Work to complete:
Repeat the lines below exactly as they appear, but leave out the images.

-- start of Exercise inputs --

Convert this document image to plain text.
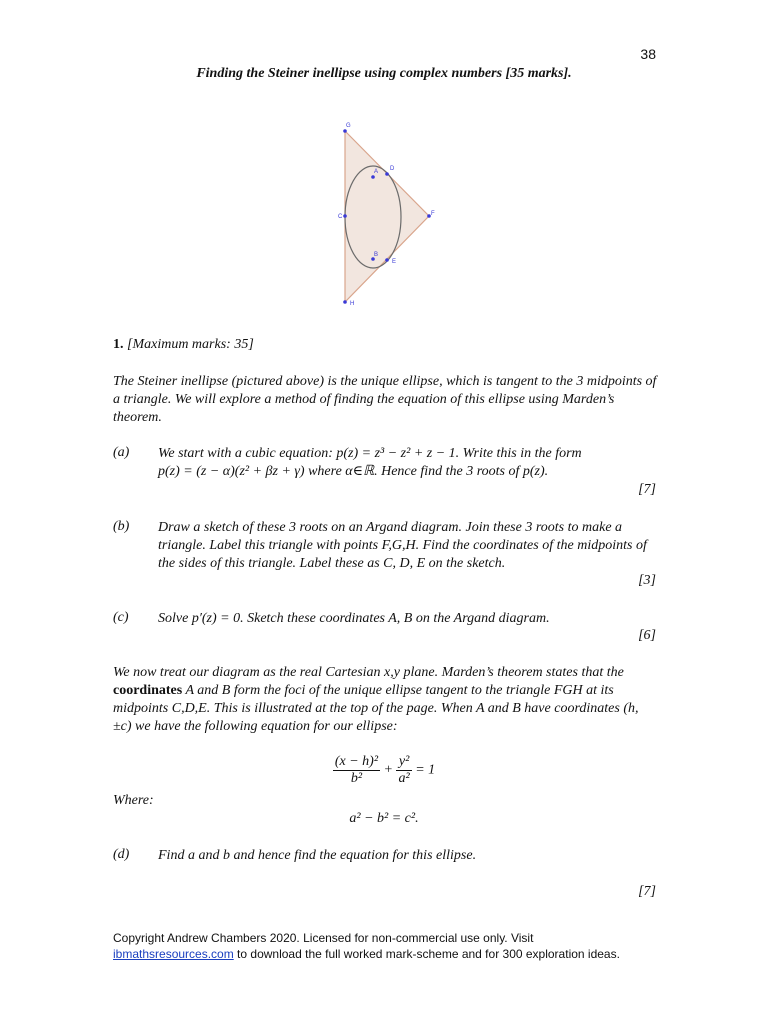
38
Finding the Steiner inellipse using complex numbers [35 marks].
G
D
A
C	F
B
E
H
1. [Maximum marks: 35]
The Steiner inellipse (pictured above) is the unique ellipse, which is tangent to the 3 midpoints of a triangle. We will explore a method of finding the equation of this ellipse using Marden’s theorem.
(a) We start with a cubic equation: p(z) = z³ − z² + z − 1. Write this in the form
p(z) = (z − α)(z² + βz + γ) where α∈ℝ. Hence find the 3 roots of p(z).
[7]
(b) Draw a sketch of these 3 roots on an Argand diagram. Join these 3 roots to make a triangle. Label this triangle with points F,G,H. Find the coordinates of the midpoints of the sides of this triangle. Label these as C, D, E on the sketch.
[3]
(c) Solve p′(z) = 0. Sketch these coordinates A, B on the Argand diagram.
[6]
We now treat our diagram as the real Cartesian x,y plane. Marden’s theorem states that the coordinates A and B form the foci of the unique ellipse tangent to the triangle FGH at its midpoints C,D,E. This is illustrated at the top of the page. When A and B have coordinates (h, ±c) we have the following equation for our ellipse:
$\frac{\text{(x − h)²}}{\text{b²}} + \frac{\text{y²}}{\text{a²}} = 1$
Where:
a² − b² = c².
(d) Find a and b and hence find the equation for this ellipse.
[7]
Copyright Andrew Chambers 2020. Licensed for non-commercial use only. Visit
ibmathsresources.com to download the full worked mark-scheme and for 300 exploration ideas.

-- end of Exercise inputs --

Task result:
Convert this document image to plain text.
38
Finding the Steiner inellipse using complex numbers [35 marks].
G
D
A
C	F
B
E
H
1. [Maximum marks: 35]
The Steiner inellipse (pictured above) is the unique ellipse, which is tangent to the 3 midpoints of a triangle. We will explore a method of finding the equation of this ellipse using Marden’s theorem.
(a) We start with a cubic equation: p(z) = z³ − z² + z − 1. Write this in the form
p(z) = (z − α)(z² + βz + γ) where α∈ℝ. Hence find the 3 roots of p(z).
[7]
(b) Draw a sketch of these 3 roots on an Argand diagram. Join these 3 roots to make a triangle. Label this triangle with points F,G,H. Find the coordinates of the midpoints of the sides of this triangle. Label these as C, D, E on the sketch.
[3]
(c) Solve p′(z) = 0. Sketch these coordinates A, B on the Argand diagram.
[6]
We now treat our diagram as the real Cartesian x,y plane. Marden’s theorem states that the coordinates A and B form the foci of the unique ellipse tangent to the triangle FGH at its midpoints C,D,E. This is illustrated at the top of the page. When A and B have coordinates (h, ±c) we have the following equation for our ellipse:
$\frac{\text{(x − h)²}}{\text{b²}} + \frac{\text{y²}}{\text{a²}} = 1$
Where:
a² − b² = c².
(d) Find a and b and hence find the equation for this ellipse.
[7]
Copyright Andrew Chambers 2020. Licensed for non-commercial use only. Visit
ibmathsresources.com to download the full worked mark-scheme and for 300 exploration ideas.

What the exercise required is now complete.